DATA EXTRACT>
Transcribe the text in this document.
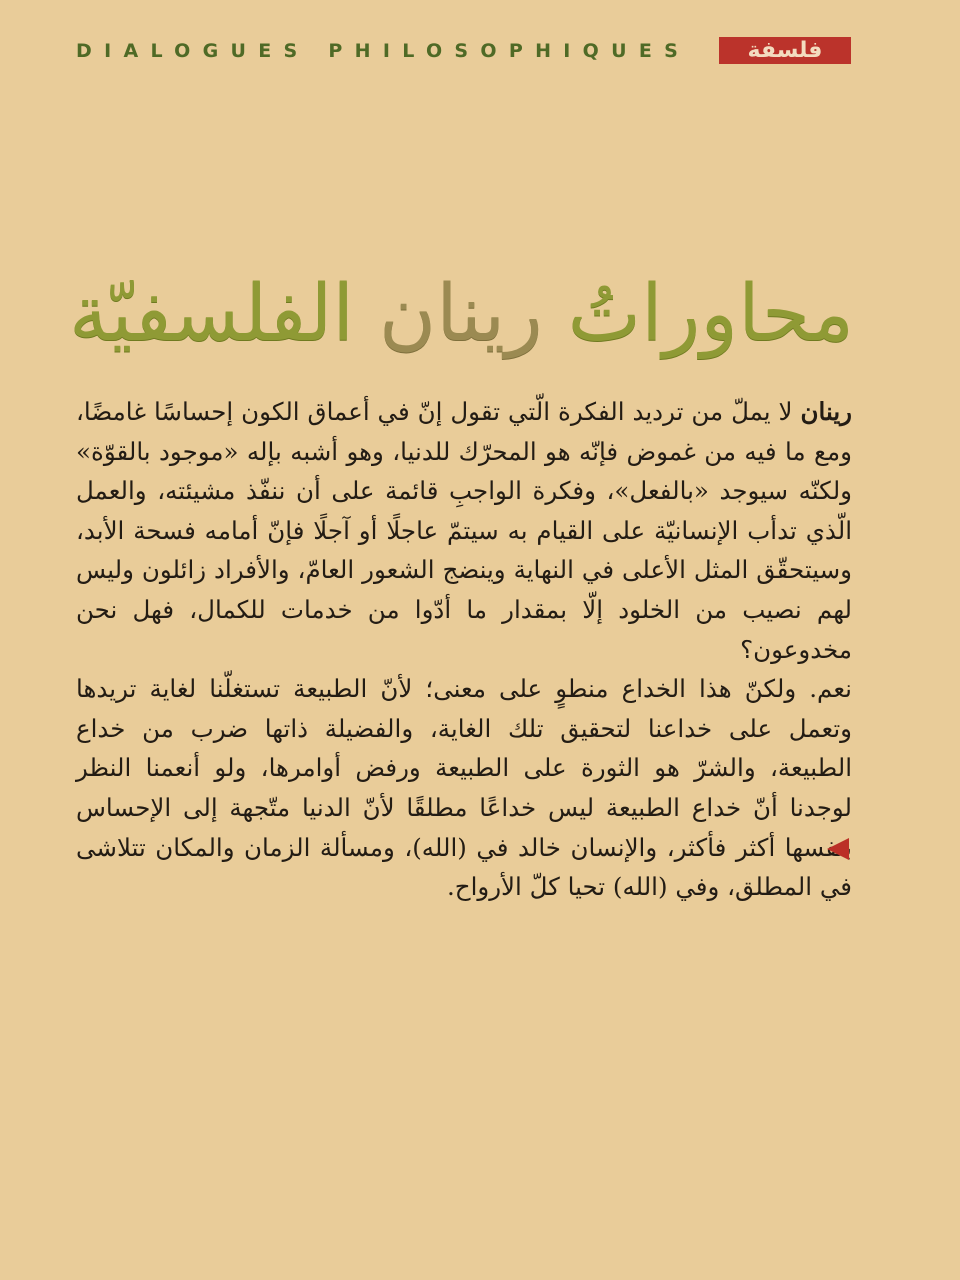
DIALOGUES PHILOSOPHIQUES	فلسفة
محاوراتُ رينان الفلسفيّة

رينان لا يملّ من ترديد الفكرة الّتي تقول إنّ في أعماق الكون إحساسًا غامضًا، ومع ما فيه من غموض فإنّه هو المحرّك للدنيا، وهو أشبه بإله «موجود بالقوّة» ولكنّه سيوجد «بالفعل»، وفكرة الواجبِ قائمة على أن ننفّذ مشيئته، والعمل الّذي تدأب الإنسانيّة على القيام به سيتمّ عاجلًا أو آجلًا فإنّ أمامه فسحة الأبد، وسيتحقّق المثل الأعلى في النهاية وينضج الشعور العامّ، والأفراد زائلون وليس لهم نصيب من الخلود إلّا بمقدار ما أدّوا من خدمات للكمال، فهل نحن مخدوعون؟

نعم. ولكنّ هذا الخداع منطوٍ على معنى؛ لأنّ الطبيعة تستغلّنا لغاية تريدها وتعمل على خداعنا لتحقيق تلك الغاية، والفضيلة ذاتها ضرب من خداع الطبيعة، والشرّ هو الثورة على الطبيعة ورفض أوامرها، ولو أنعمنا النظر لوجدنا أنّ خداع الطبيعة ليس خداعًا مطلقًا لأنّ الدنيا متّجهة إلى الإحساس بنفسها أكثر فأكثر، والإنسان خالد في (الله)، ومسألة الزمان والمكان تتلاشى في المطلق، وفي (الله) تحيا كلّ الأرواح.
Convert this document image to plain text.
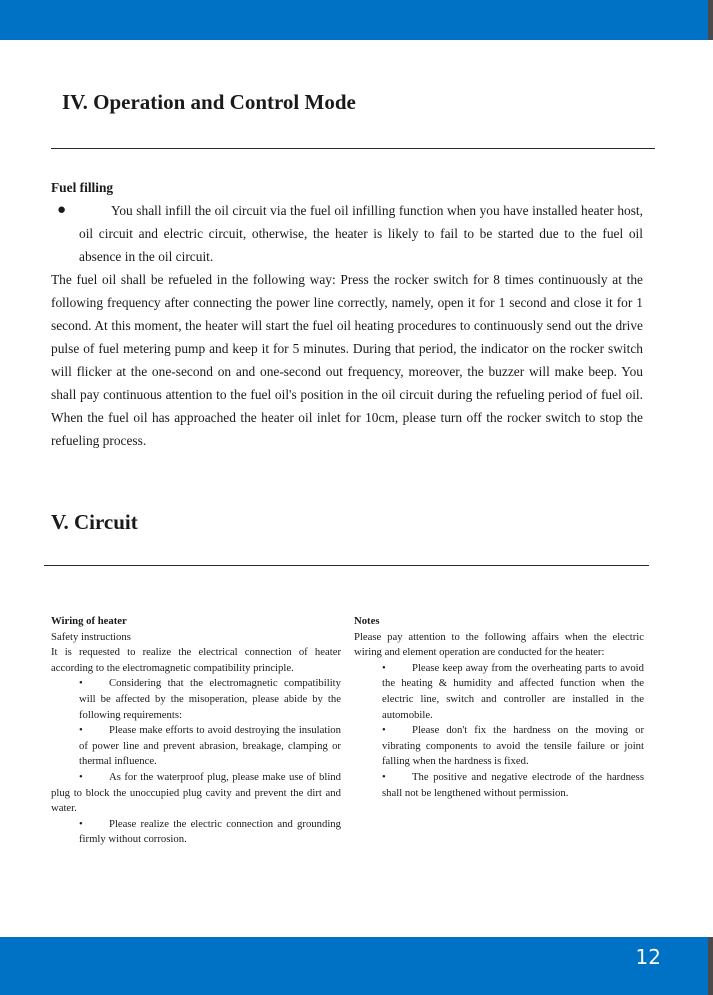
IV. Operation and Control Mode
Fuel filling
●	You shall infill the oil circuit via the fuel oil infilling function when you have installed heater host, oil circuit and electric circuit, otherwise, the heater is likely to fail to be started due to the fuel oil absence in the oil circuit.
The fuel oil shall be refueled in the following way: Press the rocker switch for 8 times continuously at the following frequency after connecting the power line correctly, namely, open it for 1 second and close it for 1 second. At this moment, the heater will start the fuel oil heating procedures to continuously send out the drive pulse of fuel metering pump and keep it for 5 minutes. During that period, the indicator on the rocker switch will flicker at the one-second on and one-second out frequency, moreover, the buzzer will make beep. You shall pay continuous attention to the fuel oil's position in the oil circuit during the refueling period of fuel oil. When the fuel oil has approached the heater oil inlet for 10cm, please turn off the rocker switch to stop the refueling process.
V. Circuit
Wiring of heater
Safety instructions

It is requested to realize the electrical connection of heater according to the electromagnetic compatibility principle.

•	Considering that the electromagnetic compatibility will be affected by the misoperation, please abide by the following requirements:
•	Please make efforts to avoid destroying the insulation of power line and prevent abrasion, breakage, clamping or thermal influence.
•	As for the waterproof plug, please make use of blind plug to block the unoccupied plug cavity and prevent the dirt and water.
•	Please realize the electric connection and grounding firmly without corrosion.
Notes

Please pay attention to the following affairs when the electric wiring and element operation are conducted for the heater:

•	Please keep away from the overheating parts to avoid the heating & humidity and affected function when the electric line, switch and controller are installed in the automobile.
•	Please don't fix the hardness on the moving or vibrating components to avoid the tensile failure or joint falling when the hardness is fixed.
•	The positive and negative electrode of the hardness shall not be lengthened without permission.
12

TASK DESCRIPTION>
Retype all the records shown above, character for character. Omit every picture.

SOLVED PROBLEM>
Transcribe the text in this document.
DIALOGUES PHILOSOPHIQUES	فلسفة
محاوراتُ رينان الفلسفيّة

رينان لا يملّ من ترديد الفكرة الّتي تقول إنّ في أعماق الكون إحساسًا غامضًا، ومع ما فيه من غموض فإنّه هو المحرّك للدنيا، وهو أشبه بإله «موجود بالقوّة» ولكنّه سيوجد «بالفعل»، وفكرة الواجبِ قائمة على أن ننفّذ مشيئته، والعمل الّذي تدأب الإنسانيّة على القيام به سيتمّ عاجلًا أو آجلًا فإنّ أمامه فسحة الأبد، وسيتحقّق المثل الأعلى في النهاية وينضج الشعور العامّ، والأفراد زائلون وليس لهم نصيب من الخلود إلّا بمقدار ما أدّوا من خدمات للكمال، فهل نحن مخدوعون؟

نعم. ولكنّ هذا الخداع منطوٍ على معنى؛ لأنّ الطبيعة تستغلّنا لغاية تريدها وتعمل على خداعنا لتحقيق تلك الغاية، والفضيلة ذاتها ضرب من خداع الطبيعة، والشرّ هو الثورة على الطبيعة ورفض أوامرها، ولو أنعمنا النظر لوجدنا أنّ خداع الطبيعة ليس خداعًا مطلقًا لأنّ الدنيا متّجهة إلى الإحساس بنفسها أكثر فأكثر، والإنسان خالد في (الله)، ومسألة الزمان والمكان تتلاشى في المطلق، وفي (الله) تحيا كلّ الأرواح.
Convert this document image to plain text.
IV. Operation and Control Mode
Fuel filling
●	You shall infill the oil circuit via the fuel oil infilling function when you have installed heater host, oil circuit and electric circuit, otherwise, the heater is likely to fail to be started due to the fuel oil absence in the oil circuit.
The fuel oil shall be refueled in the following way: Press the rocker switch for 8 times continuously at the following frequency after connecting the power line correctly, namely, open it for 1 second and close it for 1 second. At this moment, the heater will start the fuel oil heating procedures to continuously send out the drive pulse of fuel metering pump and keep it for 5 minutes. During that period, the indicator on the rocker switch will flicker at the one-second on and one-second out frequency, moreover, the buzzer will make beep. You shall pay continuous attention to the fuel oil's position in the oil circuit during the refueling period of fuel oil. When the fuel oil has approached the heater oil inlet for 10cm, please turn off the rocker switch to stop the refueling process.
V. Circuit
Wiring of heater
Safety instructions

It is requested to realize the electrical connection of heater according to the electromagnetic compatibility principle.

•	Considering that the electromagnetic compatibility will be affected by the misoperation, please abide by the following requirements:
•	Please make efforts to avoid destroying the insulation of power line and prevent abrasion, breakage, clamping or thermal influence.
•	As for the waterproof plug, please make use of blind plug to block the unoccupied plug cavity and prevent the dirt and water.
•	Please realize the electric connection and grounding firmly without corrosion.
Notes

Please pay attention to the following affairs when the electric wiring and element operation are conducted for the heater:

•	Please keep away from the overheating parts to avoid the heating & humidity and affected function when the electric line, switch and controller are installed in the automobile.
•	Please don't fix the hardness on the moving or vibrating components to avoid the tensile failure or joint falling when the hardness is fixed.
•	The positive and negative electrode of the hardness shall not be lengthened without permission.
12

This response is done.